_EXERCISE TASK_
The entries below are to be written out again without alteration.
[START DATA PROVIDED]
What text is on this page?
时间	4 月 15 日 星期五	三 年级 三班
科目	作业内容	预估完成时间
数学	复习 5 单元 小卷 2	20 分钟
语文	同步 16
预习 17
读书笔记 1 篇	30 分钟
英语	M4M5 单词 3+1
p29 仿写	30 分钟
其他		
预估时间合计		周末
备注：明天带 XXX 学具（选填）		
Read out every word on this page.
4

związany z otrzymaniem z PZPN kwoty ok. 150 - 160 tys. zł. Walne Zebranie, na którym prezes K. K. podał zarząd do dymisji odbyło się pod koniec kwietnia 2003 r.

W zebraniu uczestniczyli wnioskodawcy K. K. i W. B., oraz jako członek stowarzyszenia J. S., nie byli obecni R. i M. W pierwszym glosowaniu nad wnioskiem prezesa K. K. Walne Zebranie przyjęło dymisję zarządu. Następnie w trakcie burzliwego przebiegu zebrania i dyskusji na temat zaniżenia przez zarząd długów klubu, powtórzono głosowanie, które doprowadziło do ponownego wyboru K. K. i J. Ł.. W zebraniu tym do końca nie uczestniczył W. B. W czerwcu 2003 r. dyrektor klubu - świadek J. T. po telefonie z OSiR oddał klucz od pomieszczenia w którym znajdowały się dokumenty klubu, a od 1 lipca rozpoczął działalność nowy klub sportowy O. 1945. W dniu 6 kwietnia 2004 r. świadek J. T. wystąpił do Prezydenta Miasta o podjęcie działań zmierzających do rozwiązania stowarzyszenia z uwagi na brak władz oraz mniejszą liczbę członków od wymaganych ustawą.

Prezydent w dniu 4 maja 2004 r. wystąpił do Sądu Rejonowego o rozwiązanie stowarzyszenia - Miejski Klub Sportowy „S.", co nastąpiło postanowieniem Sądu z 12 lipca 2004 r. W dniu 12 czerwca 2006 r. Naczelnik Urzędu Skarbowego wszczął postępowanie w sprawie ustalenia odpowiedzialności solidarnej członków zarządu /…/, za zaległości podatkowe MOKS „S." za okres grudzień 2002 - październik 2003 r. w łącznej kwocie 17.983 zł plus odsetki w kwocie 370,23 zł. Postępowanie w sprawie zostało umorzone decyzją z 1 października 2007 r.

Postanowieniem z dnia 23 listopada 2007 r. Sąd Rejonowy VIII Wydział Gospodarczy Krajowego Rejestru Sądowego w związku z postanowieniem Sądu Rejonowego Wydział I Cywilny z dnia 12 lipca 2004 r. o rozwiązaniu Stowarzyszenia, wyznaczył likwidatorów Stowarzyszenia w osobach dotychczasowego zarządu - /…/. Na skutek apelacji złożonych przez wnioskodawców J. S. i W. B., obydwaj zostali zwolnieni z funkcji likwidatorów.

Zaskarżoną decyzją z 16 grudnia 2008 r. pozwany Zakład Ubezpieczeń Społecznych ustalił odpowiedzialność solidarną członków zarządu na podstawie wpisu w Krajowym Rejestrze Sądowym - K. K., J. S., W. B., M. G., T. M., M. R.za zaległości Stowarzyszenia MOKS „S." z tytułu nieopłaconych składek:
[END DATA PROVIDED]
_EXPECTED ANSWER_
What text is on this page?
时间	4 月 15 日 星期五	三 年级 三班
科目	作业内容	预估完成时间
数学	复习 5 单元 小卷 2	20 分钟
语文	同步 16
预习 17
读书笔记 1 篇	30 分钟
英语	M4M5 单词 3+1
p29 仿写	30 分钟
其他		
预估时间合计		周末
备注：明天带 XXX 学具（选填）		
Read out every word on this page.
4

związany z otrzymaniem z PZPN kwoty ok. 150 - 160 tys. zł. Walne Zebranie, na którym prezes K. K. podał zarząd do dymisji odbyło się pod koniec kwietnia 2003 r.

W zebraniu uczestniczyli wnioskodawcy K. K. i W. B., oraz jako członek stowarzyszenia J. S., nie byli obecni R. i M. W pierwszym glosowaniu nad wnioskiem prezesa K. K. Walne Zebranie przyjęło dymisję zarządu. Następnie w trakcie burzliwego przebiegu zebrania i dyskusji na temat zaniżenia przez zarząd długów klubu, powtórzono głosowanie, które doprowadziło do ponownego wyboru K. K. i J. Ł.. W zebraniu tym do końca nie uczestniczył W. B. W czerwcu 2003 r. dyrektor klubu - świadek J. T. po telefonie z OSiR oddał klucz od pomieszczenia w którym znajdowały się dokumenty klubu, a od 1 lipca rozpoczął działalność nowy klub sportowy O. 1945. W dniu 6 kwietnia 2004 r. świadek J. T. wystąpił do Prezydenta Miasta o podjęcie działań zmierzających do rozwiązania stowarzyszenia z uwagi na brak władz oraz mniejszą liczbę członków od wymaganych ustawą.

Prezydent w dniu 4 maja 2004 r. wystąpił do Sądu Rejonowego o rozwiązanie stowarzyszenia - Miejski Klub Sportowy „S.", co nastąpiło postanowieniem Sądu z 12 lipca 2004 r. W dniu 12 czerwca 2006 r. Naczelnik Urzędu Skarbowego wszczął postępowanie w sprawie ustalenia odpowiedzialności solidarnej członków zarządu /…/, za zaległości podatkowe MOKS „S." za okres grudzień 2002 - październik 2003 r. w łącznej kwocie 17.983 zł plus odsetki w kwocie 370,23 zł. Postępowanie w sprawie zostało umorzone decyzją z 1 października 2007 r.

Postanowieniem z dnia 23 listopada 2007 r. Sąd Rejonowy VIII Wydział Gospodarczy Krajowego Rejestru Sądowego w związku z postanowieniem Sądu Rejonowego Wydział I Cywilny z dnia 12 lipca 2004 r. o rozwiązaniu Stowarzyszenia, wyznaczył likwidatorów Stowarzyszenia w osobach dotychczasowego zarządu - /…/. Na skutek apelacji złożonych przez wnioskodawców J. S. i W. B., obydwaj zostali zwolnieni z funkcji likwidatorów.

Zaskarżoną decyzją z 16 grudnia 2008 r. pozwany Zakład Ubezpieczeń Społecznych ustalił odpowiedzialność solidarną członków zarządu na podstawie wpisu w Krajowym Rejestrze Sądowym - K. K., J. S., W. B., M. G., T. M., M. R.za zaległości Stowarzyszenia MOKS „S." z tytułu nieopłaconych składek:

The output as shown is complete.